# GIVEN PROBLEM:
Go over the entries below line by line, copying each one that contains the word "Variance".

# SUPPLIED ENTRIES:
+ + + + + + +
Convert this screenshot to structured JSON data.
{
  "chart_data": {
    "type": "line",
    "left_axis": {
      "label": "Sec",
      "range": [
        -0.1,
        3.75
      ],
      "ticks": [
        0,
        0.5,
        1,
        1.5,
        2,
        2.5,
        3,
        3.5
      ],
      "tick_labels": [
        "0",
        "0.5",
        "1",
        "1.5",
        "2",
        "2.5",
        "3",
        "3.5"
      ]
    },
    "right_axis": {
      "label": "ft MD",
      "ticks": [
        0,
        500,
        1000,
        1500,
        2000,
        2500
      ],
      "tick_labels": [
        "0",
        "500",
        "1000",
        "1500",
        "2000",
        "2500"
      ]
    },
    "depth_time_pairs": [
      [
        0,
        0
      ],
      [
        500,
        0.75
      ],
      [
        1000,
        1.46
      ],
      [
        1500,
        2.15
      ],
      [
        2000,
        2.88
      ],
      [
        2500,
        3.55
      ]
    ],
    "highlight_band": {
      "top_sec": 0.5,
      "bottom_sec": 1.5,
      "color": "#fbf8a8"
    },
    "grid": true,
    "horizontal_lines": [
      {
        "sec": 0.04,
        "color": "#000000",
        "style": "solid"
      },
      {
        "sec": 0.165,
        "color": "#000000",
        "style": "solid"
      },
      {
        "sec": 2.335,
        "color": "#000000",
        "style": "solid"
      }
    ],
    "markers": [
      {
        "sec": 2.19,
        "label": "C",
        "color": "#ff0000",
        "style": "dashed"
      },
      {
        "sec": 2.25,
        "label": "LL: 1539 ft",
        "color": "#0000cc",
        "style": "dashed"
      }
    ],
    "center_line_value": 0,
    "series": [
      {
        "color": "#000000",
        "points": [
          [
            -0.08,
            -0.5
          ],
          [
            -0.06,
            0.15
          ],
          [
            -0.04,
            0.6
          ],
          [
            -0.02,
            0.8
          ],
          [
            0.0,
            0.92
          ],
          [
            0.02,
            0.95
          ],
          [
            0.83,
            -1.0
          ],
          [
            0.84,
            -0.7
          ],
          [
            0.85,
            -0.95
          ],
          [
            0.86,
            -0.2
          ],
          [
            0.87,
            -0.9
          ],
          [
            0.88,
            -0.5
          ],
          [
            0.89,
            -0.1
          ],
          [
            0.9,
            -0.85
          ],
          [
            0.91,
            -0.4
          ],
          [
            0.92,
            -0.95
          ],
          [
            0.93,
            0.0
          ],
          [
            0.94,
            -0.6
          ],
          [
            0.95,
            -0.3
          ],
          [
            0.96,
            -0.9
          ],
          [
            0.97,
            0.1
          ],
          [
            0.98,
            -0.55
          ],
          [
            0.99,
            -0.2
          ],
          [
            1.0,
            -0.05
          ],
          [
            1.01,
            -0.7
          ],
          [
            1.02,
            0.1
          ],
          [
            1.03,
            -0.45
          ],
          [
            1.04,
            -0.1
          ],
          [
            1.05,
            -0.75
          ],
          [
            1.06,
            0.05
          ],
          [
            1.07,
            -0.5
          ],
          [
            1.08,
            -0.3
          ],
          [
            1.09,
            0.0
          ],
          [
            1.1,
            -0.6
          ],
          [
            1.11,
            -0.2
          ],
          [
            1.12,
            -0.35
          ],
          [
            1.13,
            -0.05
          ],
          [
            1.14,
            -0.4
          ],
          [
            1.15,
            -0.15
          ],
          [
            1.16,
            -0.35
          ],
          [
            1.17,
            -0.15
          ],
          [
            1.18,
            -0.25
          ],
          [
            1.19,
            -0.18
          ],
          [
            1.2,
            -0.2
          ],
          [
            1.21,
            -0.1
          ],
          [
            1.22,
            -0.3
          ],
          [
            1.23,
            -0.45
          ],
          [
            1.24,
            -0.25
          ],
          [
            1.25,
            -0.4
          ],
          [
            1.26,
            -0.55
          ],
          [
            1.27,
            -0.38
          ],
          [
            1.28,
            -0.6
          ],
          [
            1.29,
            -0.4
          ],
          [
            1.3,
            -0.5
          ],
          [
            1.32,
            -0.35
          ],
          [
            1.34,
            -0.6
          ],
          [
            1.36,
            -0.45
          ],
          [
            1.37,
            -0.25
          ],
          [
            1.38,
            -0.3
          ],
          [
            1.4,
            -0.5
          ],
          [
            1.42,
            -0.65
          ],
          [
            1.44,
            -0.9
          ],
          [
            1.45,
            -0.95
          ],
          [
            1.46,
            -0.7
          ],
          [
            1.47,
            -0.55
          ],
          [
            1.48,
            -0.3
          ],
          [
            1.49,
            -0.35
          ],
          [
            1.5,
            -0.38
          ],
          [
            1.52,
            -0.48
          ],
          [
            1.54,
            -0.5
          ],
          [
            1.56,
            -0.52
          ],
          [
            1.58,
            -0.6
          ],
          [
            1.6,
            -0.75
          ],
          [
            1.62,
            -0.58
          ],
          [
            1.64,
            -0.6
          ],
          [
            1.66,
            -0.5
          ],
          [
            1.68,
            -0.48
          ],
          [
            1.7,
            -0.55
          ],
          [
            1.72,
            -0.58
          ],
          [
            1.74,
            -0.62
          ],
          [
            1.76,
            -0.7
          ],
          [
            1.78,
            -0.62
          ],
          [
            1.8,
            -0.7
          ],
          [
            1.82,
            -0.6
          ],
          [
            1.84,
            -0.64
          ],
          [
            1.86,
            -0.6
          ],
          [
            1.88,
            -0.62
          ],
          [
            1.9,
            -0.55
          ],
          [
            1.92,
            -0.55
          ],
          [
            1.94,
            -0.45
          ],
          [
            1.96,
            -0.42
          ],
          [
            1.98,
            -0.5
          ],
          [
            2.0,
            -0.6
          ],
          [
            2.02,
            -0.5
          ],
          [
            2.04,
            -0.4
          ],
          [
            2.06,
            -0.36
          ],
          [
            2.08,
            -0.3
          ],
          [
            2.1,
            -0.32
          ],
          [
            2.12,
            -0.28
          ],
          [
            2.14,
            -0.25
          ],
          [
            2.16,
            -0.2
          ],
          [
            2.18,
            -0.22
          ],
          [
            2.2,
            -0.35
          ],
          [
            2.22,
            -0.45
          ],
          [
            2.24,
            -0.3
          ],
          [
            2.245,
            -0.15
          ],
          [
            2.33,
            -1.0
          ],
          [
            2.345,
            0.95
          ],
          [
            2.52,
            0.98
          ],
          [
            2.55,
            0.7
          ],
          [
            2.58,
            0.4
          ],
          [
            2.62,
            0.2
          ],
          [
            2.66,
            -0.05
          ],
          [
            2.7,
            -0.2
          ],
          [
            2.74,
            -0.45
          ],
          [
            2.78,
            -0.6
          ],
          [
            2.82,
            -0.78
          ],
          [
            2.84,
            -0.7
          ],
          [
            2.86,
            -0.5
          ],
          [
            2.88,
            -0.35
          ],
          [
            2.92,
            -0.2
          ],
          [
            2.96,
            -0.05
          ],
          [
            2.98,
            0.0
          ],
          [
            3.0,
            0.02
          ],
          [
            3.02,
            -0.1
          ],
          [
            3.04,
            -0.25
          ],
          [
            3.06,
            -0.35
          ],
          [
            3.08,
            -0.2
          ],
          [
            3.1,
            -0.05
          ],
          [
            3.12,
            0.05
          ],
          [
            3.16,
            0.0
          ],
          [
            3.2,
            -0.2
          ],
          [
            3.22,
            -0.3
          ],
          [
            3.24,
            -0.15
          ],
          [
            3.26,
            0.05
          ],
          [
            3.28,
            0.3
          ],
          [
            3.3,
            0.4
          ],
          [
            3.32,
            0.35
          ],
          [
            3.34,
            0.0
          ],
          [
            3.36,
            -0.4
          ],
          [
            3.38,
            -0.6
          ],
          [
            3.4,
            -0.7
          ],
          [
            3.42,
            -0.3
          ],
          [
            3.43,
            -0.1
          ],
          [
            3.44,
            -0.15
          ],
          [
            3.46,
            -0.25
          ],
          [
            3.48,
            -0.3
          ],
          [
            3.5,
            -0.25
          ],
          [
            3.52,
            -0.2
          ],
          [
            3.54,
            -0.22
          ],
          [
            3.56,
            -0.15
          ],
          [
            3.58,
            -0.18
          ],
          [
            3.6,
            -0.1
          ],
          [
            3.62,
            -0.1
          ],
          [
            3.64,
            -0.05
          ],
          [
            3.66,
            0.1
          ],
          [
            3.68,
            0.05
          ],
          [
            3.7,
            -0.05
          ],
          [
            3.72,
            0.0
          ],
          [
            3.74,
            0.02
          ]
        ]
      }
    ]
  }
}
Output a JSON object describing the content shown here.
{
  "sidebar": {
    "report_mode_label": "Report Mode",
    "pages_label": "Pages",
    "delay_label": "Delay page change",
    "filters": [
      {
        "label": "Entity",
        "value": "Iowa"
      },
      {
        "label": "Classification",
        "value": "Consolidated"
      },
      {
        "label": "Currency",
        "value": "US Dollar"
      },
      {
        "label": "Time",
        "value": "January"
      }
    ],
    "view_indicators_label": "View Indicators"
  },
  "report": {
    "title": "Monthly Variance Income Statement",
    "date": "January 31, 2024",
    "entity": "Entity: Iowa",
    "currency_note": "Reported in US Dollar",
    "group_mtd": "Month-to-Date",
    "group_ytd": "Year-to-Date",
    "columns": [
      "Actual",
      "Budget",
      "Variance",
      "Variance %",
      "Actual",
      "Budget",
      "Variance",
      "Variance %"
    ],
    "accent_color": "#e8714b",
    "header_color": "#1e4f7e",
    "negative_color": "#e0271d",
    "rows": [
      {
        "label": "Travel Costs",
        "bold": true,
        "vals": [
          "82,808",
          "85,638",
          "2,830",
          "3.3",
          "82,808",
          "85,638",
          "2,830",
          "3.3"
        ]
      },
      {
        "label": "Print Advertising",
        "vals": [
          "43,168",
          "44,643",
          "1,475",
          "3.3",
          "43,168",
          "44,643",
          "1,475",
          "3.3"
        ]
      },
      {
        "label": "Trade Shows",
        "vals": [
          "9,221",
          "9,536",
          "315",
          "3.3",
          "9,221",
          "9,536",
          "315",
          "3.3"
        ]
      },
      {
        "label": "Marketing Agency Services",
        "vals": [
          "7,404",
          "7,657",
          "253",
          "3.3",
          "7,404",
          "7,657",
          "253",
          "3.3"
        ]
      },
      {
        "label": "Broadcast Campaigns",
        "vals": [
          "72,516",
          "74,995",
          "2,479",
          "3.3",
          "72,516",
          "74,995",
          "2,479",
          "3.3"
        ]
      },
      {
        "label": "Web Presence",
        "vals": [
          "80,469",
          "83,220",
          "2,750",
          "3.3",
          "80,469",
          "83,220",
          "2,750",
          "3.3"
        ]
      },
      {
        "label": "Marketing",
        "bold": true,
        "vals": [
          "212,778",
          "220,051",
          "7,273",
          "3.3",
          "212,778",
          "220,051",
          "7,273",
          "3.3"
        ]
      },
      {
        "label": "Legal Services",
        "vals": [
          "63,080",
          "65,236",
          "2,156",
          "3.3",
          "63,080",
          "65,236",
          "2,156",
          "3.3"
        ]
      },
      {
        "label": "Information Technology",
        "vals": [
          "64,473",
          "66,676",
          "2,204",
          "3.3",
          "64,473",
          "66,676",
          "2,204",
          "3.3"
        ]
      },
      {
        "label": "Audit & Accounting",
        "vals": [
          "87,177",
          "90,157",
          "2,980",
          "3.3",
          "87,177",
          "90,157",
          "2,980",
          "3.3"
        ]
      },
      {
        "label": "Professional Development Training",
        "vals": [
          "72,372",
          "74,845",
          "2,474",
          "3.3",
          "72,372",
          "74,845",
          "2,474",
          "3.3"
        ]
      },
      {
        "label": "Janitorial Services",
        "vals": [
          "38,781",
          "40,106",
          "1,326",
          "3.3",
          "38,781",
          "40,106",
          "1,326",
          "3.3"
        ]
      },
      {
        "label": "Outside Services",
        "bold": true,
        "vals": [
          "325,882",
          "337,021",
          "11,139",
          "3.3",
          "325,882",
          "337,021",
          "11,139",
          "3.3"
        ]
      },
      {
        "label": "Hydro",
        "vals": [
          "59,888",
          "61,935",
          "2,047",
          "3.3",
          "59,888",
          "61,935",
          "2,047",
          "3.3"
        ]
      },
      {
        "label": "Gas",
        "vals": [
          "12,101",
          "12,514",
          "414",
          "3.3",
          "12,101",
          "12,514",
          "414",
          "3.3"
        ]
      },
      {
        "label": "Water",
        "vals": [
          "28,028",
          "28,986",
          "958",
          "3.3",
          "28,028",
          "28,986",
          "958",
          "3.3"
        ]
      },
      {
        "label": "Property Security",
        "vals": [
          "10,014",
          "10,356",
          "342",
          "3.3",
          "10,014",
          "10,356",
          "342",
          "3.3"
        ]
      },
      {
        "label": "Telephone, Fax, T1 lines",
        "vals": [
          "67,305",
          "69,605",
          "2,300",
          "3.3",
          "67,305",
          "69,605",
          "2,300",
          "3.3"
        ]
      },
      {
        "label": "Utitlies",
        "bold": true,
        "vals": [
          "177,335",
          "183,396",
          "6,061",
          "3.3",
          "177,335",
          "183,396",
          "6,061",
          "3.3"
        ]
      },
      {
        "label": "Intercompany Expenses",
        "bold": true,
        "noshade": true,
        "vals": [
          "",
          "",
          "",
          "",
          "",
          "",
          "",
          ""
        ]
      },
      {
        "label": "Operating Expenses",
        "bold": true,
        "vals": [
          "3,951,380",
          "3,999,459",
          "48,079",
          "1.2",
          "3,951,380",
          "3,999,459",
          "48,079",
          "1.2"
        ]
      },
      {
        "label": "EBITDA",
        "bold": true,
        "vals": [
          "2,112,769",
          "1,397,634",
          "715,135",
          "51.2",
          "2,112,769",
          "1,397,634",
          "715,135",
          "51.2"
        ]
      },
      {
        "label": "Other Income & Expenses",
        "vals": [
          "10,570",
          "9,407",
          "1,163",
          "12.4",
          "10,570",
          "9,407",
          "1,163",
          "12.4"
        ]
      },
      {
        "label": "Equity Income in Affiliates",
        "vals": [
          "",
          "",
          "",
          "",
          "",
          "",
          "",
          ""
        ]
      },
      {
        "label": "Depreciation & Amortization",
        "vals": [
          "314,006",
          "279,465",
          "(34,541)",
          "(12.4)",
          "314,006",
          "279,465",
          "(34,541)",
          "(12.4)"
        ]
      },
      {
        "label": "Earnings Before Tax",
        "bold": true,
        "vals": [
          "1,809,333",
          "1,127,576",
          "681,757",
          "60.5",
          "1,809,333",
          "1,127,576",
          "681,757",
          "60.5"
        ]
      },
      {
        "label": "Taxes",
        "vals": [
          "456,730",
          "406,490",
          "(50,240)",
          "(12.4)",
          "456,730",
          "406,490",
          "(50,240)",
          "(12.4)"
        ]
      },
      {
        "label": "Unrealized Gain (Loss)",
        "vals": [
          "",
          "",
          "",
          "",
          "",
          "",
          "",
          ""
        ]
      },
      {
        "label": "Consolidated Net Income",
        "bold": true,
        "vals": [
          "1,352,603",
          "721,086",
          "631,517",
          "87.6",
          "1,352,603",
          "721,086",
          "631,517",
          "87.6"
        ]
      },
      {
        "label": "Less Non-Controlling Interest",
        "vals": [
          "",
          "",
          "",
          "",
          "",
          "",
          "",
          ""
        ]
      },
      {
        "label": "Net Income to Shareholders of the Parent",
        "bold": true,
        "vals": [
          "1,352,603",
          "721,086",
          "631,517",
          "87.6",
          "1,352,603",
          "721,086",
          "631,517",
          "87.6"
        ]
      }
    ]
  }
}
+ + + + + + +
# EXERCISE ANSWER:
    "title": "Monthly Variance Income Statement",
      "Variance",
      "Variance %",
      "Variance",
      "Variance %"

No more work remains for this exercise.